TASK:
All of the records below need to be copied exactly.

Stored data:
>>

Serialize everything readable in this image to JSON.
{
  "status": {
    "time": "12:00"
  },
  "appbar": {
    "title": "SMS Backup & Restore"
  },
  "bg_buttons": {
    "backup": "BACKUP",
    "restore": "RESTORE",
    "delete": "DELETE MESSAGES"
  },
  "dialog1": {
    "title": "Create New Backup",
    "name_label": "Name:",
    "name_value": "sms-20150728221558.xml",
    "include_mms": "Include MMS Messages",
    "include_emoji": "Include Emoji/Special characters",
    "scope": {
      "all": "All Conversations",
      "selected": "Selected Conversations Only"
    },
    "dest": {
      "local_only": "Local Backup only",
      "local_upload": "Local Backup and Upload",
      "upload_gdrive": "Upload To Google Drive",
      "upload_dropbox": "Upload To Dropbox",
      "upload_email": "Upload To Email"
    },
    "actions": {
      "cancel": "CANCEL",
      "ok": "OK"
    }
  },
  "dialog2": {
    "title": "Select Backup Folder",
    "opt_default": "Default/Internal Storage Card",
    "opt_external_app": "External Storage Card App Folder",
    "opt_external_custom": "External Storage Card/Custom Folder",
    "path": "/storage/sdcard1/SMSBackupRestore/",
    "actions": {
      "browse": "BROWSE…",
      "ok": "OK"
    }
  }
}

<<

RESPONSE:
Serialize everything readable in this image to JSON.
{
  "status": {
    "time": "12:00"
  },
  "appbar": {
    "title": "SMS Backup & Restore"
  },
  "bg_buttons": {
    "backup": "BACKUP",
    "restore": "RESTORE",
    "delete": "DELETE MESSAGES"
  },
  "dialog1": {
    "title": "Create New Backup",
    "name_label": "Name:",
    "name_value": "sms-20150728221558.xml",
    "include_mms": "Include MMS Messages",
    "include_emoji": "Include Emoji/Special characters",
    "scope": {
      "all": "All Conversations",
      "selected": "Selected Conversations Only"
    },
    "dest": {
      "local_only": "Local Backup only",
      "local_upload": "Local Backup and Upload",
      "upload_gdrive": "Upload To Google Drive",
      "upload_dropbox": "Upload To Dropbox",
      "upload_email": "Upload To Email"
    },
    "actions": {
      "cancel": "CANCEL",
      "ok": "OK"
    }
  },
  "dialog2": {
    "title": "Select Backup Folder",
    "opt_default": "Default/Internal Storage Card",
    "opt_external_app": "External Storage Card App Folder",
    "opt_external_custom": "External Storage Card/Custom Folder",
    "path": "/storage/sdcard1/SMSBackupRestore/",
    "actions": {
      "browse": "BROWSE…",
      "ok": "OK"
    }
  }
}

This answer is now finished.